>> Begin INFORMATION SHOWN
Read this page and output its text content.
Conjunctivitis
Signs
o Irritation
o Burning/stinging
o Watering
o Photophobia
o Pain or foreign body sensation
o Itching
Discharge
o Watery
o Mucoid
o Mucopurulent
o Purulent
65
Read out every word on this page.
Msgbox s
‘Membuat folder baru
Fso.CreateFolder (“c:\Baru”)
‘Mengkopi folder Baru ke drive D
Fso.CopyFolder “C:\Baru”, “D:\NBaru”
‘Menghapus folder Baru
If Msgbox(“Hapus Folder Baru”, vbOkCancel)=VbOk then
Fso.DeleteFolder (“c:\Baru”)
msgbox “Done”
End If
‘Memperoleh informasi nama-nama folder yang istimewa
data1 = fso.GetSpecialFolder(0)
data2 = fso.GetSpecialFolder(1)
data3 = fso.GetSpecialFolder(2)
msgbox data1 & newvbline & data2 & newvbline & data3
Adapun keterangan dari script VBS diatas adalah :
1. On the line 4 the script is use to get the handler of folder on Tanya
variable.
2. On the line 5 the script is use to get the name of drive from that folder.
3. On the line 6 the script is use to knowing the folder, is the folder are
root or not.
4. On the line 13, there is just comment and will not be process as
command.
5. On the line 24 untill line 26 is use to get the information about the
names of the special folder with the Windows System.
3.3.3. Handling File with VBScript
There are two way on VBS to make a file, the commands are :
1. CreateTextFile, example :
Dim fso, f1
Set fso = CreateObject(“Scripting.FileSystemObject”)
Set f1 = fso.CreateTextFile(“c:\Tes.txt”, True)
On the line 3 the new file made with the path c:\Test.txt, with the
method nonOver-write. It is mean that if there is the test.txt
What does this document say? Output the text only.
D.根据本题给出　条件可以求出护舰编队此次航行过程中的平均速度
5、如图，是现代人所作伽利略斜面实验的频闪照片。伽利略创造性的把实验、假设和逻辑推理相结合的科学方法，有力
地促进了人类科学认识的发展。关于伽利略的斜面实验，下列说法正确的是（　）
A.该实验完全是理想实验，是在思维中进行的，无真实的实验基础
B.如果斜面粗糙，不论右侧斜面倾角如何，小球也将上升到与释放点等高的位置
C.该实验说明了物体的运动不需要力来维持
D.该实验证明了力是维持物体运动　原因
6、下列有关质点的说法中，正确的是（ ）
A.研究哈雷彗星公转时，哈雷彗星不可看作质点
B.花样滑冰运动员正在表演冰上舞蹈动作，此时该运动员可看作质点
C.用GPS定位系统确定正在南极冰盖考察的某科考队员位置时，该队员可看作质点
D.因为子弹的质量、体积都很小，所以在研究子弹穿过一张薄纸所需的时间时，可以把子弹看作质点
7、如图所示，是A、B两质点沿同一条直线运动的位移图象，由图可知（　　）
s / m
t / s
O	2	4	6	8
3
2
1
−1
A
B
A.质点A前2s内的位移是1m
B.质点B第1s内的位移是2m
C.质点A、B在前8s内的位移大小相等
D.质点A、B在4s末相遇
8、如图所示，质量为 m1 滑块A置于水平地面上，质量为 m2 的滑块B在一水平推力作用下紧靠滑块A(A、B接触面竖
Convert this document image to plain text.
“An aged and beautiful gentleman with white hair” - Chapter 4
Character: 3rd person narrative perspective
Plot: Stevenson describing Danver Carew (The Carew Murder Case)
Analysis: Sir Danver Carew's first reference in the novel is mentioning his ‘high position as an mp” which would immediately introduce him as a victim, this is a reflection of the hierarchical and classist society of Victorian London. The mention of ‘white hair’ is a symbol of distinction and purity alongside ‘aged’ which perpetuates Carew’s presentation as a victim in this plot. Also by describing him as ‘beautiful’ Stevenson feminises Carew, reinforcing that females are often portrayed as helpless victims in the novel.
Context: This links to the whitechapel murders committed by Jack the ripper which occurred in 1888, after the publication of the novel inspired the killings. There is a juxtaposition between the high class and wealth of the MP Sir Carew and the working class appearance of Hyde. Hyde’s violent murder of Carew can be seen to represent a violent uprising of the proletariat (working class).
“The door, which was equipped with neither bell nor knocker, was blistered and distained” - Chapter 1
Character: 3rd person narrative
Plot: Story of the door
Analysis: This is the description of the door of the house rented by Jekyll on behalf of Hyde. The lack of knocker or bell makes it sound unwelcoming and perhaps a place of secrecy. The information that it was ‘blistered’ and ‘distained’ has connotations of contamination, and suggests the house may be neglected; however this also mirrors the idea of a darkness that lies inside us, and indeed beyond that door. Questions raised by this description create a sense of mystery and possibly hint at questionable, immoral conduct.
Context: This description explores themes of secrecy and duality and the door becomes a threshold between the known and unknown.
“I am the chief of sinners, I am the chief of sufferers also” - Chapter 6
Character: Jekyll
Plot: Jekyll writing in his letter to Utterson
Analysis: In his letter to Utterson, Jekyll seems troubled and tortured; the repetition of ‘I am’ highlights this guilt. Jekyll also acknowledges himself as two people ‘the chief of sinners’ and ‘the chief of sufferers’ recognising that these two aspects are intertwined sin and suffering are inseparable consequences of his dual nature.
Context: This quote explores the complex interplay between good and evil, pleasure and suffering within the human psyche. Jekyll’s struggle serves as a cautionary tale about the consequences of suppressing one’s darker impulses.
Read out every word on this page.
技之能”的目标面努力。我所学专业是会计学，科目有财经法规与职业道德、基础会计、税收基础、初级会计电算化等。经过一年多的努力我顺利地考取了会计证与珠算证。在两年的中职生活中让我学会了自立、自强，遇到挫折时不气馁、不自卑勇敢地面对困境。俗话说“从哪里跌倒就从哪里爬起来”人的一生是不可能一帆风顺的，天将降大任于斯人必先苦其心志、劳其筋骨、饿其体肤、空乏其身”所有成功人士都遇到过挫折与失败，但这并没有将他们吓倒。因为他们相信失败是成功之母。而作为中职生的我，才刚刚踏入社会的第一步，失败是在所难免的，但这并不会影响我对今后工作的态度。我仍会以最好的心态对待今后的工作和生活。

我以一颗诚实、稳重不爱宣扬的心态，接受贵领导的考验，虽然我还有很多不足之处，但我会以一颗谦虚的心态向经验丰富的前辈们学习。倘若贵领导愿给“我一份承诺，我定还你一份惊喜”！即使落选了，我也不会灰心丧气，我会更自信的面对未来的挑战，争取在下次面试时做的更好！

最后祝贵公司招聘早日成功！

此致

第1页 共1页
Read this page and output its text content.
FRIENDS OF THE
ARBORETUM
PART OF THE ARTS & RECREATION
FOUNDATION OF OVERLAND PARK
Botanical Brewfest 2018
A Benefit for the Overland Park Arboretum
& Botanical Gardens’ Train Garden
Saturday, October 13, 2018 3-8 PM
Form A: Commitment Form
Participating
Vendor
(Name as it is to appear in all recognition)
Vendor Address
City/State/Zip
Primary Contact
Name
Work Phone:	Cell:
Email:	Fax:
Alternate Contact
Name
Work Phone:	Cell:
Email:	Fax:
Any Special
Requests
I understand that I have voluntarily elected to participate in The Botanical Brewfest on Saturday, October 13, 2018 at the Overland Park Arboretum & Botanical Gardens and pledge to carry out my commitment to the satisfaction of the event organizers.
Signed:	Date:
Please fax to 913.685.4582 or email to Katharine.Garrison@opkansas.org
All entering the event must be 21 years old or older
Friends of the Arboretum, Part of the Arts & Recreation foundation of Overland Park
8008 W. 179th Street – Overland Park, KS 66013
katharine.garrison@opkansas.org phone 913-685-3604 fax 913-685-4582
>> End INFORMATION SHOWN
EXERCISE INSTRUCTIONS: Every record should be repeated exactly; please leave none out.

COMPLETED EXERCISE:
Read this page and output its text content.
Conjunctivitis
Signs
o Irritation
o Burning/stinging
o Watering
o Photophobia
o Pain or foreign body sensation
o Itching
Discharge
o Watery
o Mucoid
o Mucopurulent
o Purulent
65
Read out every word on this page.
Msgbox s
‘Membuat folder baru
Fso.CreateFolder (“c:\Baru”)
‘Mengkopi folder Baru ke drive D
Fso.CopyFolder “C:\Baru”, “D:\NBaru”
‘Menghapus folder Baru
If Msgbox(“Hapus Folder Baru”, vbOkCancel)=VbOk then
Fso.DeleteFolder (“c:\Baru”)
msgbox “Done”
End If
‘Memperoleh informasi nama-nama folder yang istimewa
data1 = fso.GetSpecialFolder(0)
data2 = fso.GetSpecialFolder(1)
data3 = fso.GetSpecialFolder(2)
msgbox data1 & newvbline & data2 & newvbline & data3
Adapun keterangan dari script VBS diatas adalah :
1. On the line 4 the script is use to get the handler of folder on Tanya
variable.
2. On the line 5 the script is use to get the name of drive from that folder.
3. On the line 6 the script is use to knowing the folder, is the folder are
root or not.
4. On the line 13, there is just comment and will not be process as
command.
5. On the line 24 untill line 26 is use to get the information about the
names of the special folder with the Windows System.
3.3.3. Handling File with VBScript
There are two way on VBS to make a file, the commands are :
1. CreateTextFile, example :
Dim fso, f1
Set fso = CreateObject(“Scripting.FileSystemObject”)
Set f1 = fso.CreateTextFile(“c:\Tes.txt”, True)
On the line 3 the new file made with the path c:\Test.txt, with the
method nonOver-write. It is mean that if there is the test.txt
What does this document say? Output the text only.
D.根据本题给出　条件可以求出护舰编队此次航行过程中的平均速度
5、如图，是现代人所作伽利略斜面实验的频闪照片。伽利略创造性的把实验、假设和逻辑推理相结合的科学方法，有力
地促进了人类科学认识的发展。关于伽利略的斜面实验，下列说法正确的是（　）
A.该实验完全是理想实验，是在思维中进行的，无真实的实验基础
B.如果斜面粗糙，不论右侧斜面倾角如何，小球也将上升到与释放点等高的位置
C.该实验说明了物体的运动不需要力来维持
D.该实验证明了力是维持物体运动　原因
6、下列有关质点的说法中，正确的是（ ）
A.研究哈雷彗星公转时，哈雷彗星不可看作质点
B.花样滑冰运动员正在表演冰上舞蹈动作，此时该运动员可看作质点
C.用GPS定位系统确定正在南极冰盖考察的某科考队员位置时，该队员可看作质点
D.因为子弹的质量、体积都很小，所以在研究子弹穿过一张薄纸所需的时间时，可以把子弹看作质点
7、如图所示，是A、B两质点沿同一条直线运动的位移图象，由图可知（　　）
s / m
t / s
O	2	4	6	8
3
2
1
−1
A
B
A.质点A前2s内的位移是1m
B.质点B第1s内的位移是2m
C.质点A、B在前8s内的位移大小相等
D.质点A、B在4s末相遇
8、如图所示，质量为 m1 滑块A置于水平地面上，质量为 m2 的滑块B在一水平推力作用下紧靠滑块A(A、B接触面竖
Convert this document image to plain text.
“An aged and beautiful gentleman with white hair” - Chapter 4
Character: 3rd person narrative perspective
Plot: Stevenson describing Danver Carew (The Carew Murder Case)
Analysis: Sir Danver Carew's first reference in the novel is mentioning his ‘high position as an mp” which would immediately introduce him as a victim, this is a reflection of the hierarchical and classist society of Victorian London. The mention of ‘white hair’ is a symbol of distinction and purity alongside ‘aged’ which perpetuates Carew’s presentation as a victim in this plot. Also by describing him as ‘beautiful’ Stevenson feminises Carew, reinforcing that females are often portrayed as helpless victims in the novel.
Context: This links to the whitechapel murders committed by Jack the ripper which occurred in 1888, after the publication of the novel inspired the killings. There is a juxtaposition between the high class and wealth of the MP Sir Carew and the working class appearance of Hyde. Hyde’s violent murder of Carew can be seen to represent a violent uprising of the proletariat (working class).
“The door, which was equipped with neither bell nor knocker, was blistered and distained” - Chapter 1
Character: 3rd person narrative
Plot: Story of the door
Analysis: This is the description of the door of the house rented by Jekyll on behalf of Hyde. The lack of knocker or bell makes it sound unwelcoming and perhaps a place of secrecy. The information that it was ‘blistered’ and ‘distained’ has connotations of contamination, and suggests the house may be neglected; however this also mirrors the idea of a darkness that lies inside us, and indeed beyond that door. Questions raised by this description create a sense of mystery and possibly hint at questionable, immoral conduct.
Context: This description explores themes of secrecy and duality and the door becomes a threshold between the known and unknown.
“I am the chief of sinners, I am the chief of sufferers also” - Chapter 6
Character: Jekyll
Plot: Jekyll writing in his letter to Utterson
Analysis: In his letter to Utterson, Jekyll seems troubled and tortured; the repetition of ‘I am’ highlights this guilt. Jekyll also acknowledges himself as two people ‘the chief of sinners’ and ‘the chief of sufferers’ recognising that these two aspects are intertwined sin and suffering are inseparable consequences of his dual nature.
Context: This quote explores the complex interplay between good and evil, pleasure and suffering within the human psyche. Jekyll’s struggle serves as a cautionary tale about the consequences of suppressing one’s darker impulses.
Read out every word on this page.
技之能”的目标面努力。我所学专业是会计学，科目有财经法规与职业道德、基础会计、税收基础、初级会计电算化等。经过一年多的努力我顺利地考取了会计证与珠算证。在两年的中职生活中让我学会了自立、自强，遇到挫折时不气馁、不自卑勇敢地面对困境。俗话说“从哪里跌倒就从哪里爬起来”人的一生是不可能一帆风顺的，天将降大任于斯人必先苦其心志、劳其筋骨、饿其体肤、空乏其身”所有成功人士都遇到过挫折与失败，但这并没有将他们吓倒。因为他们相信失败是成功之母。而作为中职生的我，才刚刚踏入社会的第一步，失败是在所难免的，但这并不会影响我对今后工作的态度。我仍会以最好的心态对待今后的工作和生活。

我以一颗诚实、稳重不爱宣扬的心态，接受贵领导的考验，虽然我还有很多不足之处，但我会以一颗谦虚的心态向经验丰富的前辈们学习。倘若贵领导愿给“我一份承诺，我定还你一份惊喜”！即使落选了，我也不会灰心丧气，我会更自信的面对未来的挑战，争取在下次面试时做的更好！

最后祝贵公司招聘早日成功！

此致

第1页 共1页
Read this page and output its text content.
FRIENDS OF THE
ARBORETUM
PART OF THE ARTS & RECREATION
FOUNDATION OF OVERLAND PARK
Botanical Brewfest 2018
A Benefit for the Overland Park Arboretum
& Botanical Gardens’ Train Garden
Saturday, October 13, 2018 3-8 PM
Form A: Commitment Form
Participating
Vendor
(Name as it is to appear in all recognition)
Vendor Address
City/State/Zip
Primary Contact
Name
Work Phone:	Cell:
Email:	Fax:
Alternate Contact
Name
Work Phone:	Cell:
Email:	Fax:
Any Special
Requests
I understand that I have voluntarily elected to participate in The Botanical Brewfest on Saturday, October 13, 2018 at the Overland Park Arboretum & Botanical Gardens and pledge to carry out my commitment to the satisfaction of the event organizers.
Signed:	Date:
Please fax to 913.685.4582 or email to Katharine.Garrison@opkansas.org
All entering the event must be 21 years old or older
Friends of the Arboretum, Part of the Arts & Recreation foundation of Overland Park
8008 W. 179th Street – Overland Park, KS 66013
katharine.garrison@opkansas.org phone 913-685-3604 fax 913-685-4582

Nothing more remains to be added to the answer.